▶ **GIVEN TASK**
Would you copy out the whole listing exactly as given?

▶ **DATA TO USE**
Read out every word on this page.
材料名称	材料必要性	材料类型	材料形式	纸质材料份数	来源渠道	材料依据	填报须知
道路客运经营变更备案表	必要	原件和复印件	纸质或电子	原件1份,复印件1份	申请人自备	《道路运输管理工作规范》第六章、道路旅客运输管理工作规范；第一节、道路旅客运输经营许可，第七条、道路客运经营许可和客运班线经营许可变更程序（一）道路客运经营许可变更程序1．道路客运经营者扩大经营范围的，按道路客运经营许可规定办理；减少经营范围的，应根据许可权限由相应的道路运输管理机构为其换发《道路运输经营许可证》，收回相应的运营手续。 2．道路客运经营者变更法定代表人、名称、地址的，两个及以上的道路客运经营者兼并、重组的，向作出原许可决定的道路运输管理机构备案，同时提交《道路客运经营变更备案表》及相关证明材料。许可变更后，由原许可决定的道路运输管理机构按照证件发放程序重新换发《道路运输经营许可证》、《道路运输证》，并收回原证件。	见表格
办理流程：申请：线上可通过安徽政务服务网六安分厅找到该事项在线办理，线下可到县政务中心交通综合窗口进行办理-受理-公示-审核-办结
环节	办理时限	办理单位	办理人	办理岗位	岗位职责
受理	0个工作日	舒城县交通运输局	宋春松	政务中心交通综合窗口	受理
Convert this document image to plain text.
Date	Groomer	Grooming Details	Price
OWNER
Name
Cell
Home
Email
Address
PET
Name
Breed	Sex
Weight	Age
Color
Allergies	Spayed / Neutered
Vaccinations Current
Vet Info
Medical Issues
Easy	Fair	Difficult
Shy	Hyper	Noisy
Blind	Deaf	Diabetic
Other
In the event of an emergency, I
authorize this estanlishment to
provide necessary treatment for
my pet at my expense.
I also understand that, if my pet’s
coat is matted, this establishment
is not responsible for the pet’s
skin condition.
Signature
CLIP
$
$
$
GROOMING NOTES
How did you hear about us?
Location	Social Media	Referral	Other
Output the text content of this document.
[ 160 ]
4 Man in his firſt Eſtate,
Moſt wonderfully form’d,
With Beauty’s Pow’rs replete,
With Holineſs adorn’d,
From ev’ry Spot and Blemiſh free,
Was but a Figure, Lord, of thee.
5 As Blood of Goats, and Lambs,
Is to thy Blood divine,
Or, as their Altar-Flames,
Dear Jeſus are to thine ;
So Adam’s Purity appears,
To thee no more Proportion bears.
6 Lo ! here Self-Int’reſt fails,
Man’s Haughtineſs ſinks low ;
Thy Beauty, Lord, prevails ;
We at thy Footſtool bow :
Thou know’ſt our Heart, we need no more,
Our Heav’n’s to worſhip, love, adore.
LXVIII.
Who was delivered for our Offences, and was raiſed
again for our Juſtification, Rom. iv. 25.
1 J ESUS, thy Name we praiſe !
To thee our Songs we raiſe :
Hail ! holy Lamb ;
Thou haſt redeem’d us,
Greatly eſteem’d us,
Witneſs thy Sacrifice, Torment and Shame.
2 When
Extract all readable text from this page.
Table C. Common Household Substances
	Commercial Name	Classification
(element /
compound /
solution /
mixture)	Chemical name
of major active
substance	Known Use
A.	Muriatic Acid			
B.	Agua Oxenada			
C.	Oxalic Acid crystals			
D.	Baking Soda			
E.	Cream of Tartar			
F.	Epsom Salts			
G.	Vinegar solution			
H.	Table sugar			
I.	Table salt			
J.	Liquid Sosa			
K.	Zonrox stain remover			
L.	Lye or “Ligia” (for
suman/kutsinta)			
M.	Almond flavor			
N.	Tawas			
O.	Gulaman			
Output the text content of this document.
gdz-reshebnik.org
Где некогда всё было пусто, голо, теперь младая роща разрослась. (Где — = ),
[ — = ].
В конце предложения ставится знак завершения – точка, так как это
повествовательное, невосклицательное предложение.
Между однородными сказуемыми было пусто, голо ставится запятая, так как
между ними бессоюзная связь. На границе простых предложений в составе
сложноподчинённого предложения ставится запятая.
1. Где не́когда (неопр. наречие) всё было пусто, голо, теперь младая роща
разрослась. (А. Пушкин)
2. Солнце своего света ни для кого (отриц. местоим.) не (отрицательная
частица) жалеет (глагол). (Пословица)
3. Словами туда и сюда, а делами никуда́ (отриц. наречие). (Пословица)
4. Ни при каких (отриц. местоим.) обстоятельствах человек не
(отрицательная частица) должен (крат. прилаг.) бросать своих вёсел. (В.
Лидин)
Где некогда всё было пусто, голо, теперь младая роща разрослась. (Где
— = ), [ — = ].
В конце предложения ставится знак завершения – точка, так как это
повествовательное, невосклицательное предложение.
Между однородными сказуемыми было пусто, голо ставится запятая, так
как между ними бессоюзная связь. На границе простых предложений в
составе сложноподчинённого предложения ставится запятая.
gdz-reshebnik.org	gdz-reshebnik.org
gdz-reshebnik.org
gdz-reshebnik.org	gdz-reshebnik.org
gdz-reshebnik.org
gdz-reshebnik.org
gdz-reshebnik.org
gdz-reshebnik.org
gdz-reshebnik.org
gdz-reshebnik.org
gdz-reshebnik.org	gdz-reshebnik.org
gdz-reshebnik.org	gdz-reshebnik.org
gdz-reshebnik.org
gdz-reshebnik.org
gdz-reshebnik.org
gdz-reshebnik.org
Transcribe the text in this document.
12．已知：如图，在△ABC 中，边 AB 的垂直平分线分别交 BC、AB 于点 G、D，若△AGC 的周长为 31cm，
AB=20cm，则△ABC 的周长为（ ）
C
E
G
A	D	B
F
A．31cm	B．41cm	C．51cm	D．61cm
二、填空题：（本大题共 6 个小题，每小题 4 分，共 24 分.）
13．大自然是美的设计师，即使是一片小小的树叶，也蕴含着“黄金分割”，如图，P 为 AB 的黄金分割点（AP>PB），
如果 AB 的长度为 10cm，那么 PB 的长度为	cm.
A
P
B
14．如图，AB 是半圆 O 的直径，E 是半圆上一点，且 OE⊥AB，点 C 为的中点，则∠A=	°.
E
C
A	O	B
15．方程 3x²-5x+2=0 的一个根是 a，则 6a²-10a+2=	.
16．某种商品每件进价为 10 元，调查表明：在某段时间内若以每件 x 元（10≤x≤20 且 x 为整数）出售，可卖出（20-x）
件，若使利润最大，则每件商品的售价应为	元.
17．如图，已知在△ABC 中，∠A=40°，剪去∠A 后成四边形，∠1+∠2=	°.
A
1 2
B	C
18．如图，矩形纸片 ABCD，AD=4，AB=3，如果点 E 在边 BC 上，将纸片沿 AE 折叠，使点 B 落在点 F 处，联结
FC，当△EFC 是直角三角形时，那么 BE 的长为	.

▶ **ANSWER TO THE EXERCISE**
Read out every word on this page.
材料名称	材料必要性	材料类型	材料形式	纸质材料份数	来源渠道	材料依据	填报须知
道路客运经营变更备案表	必要	原件和复印件	纸质或电子	原件1份,复印件1份	申请人自备	《道路运输管理工作规范》第六章、道路旅客运输管理工作规范；第一节、道路旅客运输经营许可，第七条、道路客运经营许可和客运班线经营许可变更程序（一）道路客运经营许可变更程序1．道路客运经营者扩大经营范围的，按道路客运经营许可规定办理；减少经营范围的，应根据许可权限由相应的道路运输管理机构为其换发《道路运输经营许可证》，收回相应的运营手续。 2．道路客运经营者变更法定代表人、名称、地址的，两个及以上的道路客运经营者兼并、重组的，向作出原许可决定的道路运输管理机构备案，同时提交《道路客运经营变更备案表》及相关证明材料。许可变更后，由原许可决定的道路运输管理机构按照证件发放程序重新换发《道路运输经营许可证》、《道路运输证》，并收回原证件。	见表格
办理流程：申请：线上可通过安徽政务服务网六安分厅找到该事项在线办理，线下可到县政务中心交通综合窗口进行办理-受理-公示-审核-办结
环节	办理时限	办理单位	办理人	办理岗位	岗位职责
受理	0个工作日	舒城县交通运输局	宋春松	政务中心交通综合窗口	受理
Convert this document image to plain text.
Date	Groomer	Grooming Details	Price
OWNER
Name
Cell
Home
Email
Address
PET
Name
Breed	Sex
Weight	Age
Color
Allergies	Spayed / Neutered
Vaccinations Current
Vet Info
Medical Issues
Easy	Fair	Difficult
Shy	Hyper	Noisy
Blind	Deaf	Diabetic
Other
In the event of an emergency, I
authorize this estanlishment to
provide necessary treatment for
my pet at my expense.
I also understand that, if my pet’s
coat is matted, this establishment
is not responsible for the pet’s
skin condition.
Signature
CLIP
$
$
$
GROOMING NOTES
How did you hear about us?
Location	Social Media	Referral	Other
Output the text content of this document.
[ 160 ]
4 Man in his firſt Eſtate,
Moſt wonderfully form’d,
With Beauty’s Pow’rs replete,
With Holineſs adorn’d,
From ev’ry Spot and Blemiſh free,
Was but a Figure, Lord, of thee.
5 As Blood of Goats, and Lambs,
Is to thy Blood divine,
Or, as their Altar-Flames,
Dear Jeſus are to thine ;
So Adam’s Purity appears,
To thee no more Proportion bears.
6 Lo ! here Self-Int’reſt fails,
Man’s Haughtineſs ſinks low ;
Thy Beauty, Lord, prevails ;
We at thy Footſtool bow :
Thou know’ſt our Heart, we need no more,
Our Heav’n’s to worſhip, love, adore.
LXVIII.
Who was delivered for our Offences, and was raiſed
again for our Juſtification, Rom. iv. 25.
1 J ESUS, thy Name we praiſe !
To thee our Songs we raiſe :
Hail ! holy Lamb ;
Thou haſt redeem’d us,
Greatly eſteem’d us,
Witneſs thy Sacrifice, Torment and Shame.
2 When
Extract all readable text from this page.
Table C. Common Household Substances
	Commercial Name	Classification
(element /
compound /
solution /
mixture)	Chemical name
of major active
substance	Known Use
A.	Muriatic Acid			
B.	Agua Oxenada			
C.	Oxalic Acid crystals			
D.	Baking Soda			
E.	Cream of Tartar			
F.	Epsom Salts			
G.	Vinegar solution			
H.	Table sugar			
I.	Table salt			
J.	Liquid Sosa			
K.	Zonrox stain remover			
L.	Lye or “Ligia” (for
suman/kutsinta)			
M.	Almond flavor			
N.	Tawas			
O.	Gulaman			
Output the text content of this document.
gdz-reshebnik.org
Где некогда всё было пусто, голо, теперь младая роща разрослась. (Где — = ),
[ — = ].
В конце предложения ставится знак завершения – точка, так как это
повествовательное, невосклицательное предложение.
Между однородными сказуемыми было пусто, голо ставится запятая, так как
между ними бессоюзная связь. На границе простых предложений в составе
сложноподчинённого предложения ставится запятая.
1. Где не́когда (неопр. наречие) всё было пусто, голо, теперь младая роща
разрослась. (А. Пушкин)
2. Солнце своего света ни для кого (отриц. местоим.) не (отрицательная
частица) жалеет (глагол). (Пословица)
3. Словами туда и сюда, а делами никуда́ (отриц. наречие). (Пословица)
4. Ни при каких (отриц. местоим.) обстоятельствах человек не
(отрицательная частица) должен (крат. прилаг.) бросать своих вёсел. (В.
Лидин)
Где некогда всё было пусто, голо, теперь младая роща разрослась. (Где
— = ), [ — = ].
В конце предложения ставится знак завершения – точка, так как это
повествовательное, невосклицательное предложение.
Между однородными сказуемыми было пусто, голо ставится запятая, так
как между ними бессоюзная связь. На границе простых предложений в
составе сложноподчинённого предложения ставится запятая.
gdz-reshebnik.org	gdz-reshebnik.org
gdz-reshebnik.org
gdz-reshebnik.org	gdz-reshebnik.org
gdz-reshebnik.org
gdz-reshebnik.org
gdz-reshebnik.org
gdz-reshebnik.org
gdz-reshebnik.org
gdz-reshebnik.org
gdz-reshebnik.org	gdz-reshebnik.org
gdz-reshebnik.org	gdz-reshebnik.org
gdz-reshebnik.org
gdz-reshebnik.org
gdz-reshebnik.org
gdz-reshebnik.org
Transcribe the text in this document.
12．已知：如图，在△ABC 中，边 AB 的垂直平分线分别交 BC、AB 于点 G、D，若△AGC 的周长为 31cm，
AB=20cm，则△ABC 的周长为（ ）
C
E
G
A	D	B
F
A．31cm	B．41cm	C．51cm	D．61cm
二、填空题：（本大题共 6 个小题，每小题 4 分，共 24 分.）
13．大自然是美的设计师，即使是一片小小的树叶，也蕴含着“黄金分割”，如图，P 为 AB 的黄金分割点（AP>PB），
如果 AB 的长度为 10cm，那么 PB 的长度为	cm.
A
P
B
14．如图，AB 是半圆 O 的直径，E 是半圆上一点，且 OE⊥AB，点 C 为的中点，则∠A=	°.
E
C
A	O	B
15．方程 3x²-5x+2=0 的一个根是 a，则 6a²-10a+2=	.
16．某种商品每件进价为 10 元，调查表明：在某段时间内若以每件 x 元（10≤x≤20 且 x 为整数）出售，可卖出（20-x）
件，若使利润最大，则每件商品的售价应为	元.
17．如图，已知在△ABC 中，∠A=40°，剪去∠A 后成四边形，∠1+∠2=	°.
A
1 2
B	C
18．如图，矩形纸片 ABCD，AD=4，AB=3，如果点 E 在边 BC 上，将纸片沿 AE 折叠，使点 B 落在点 F 处，联结
FC，当△EFC 是直角三角形时，那么 BE 的长为	.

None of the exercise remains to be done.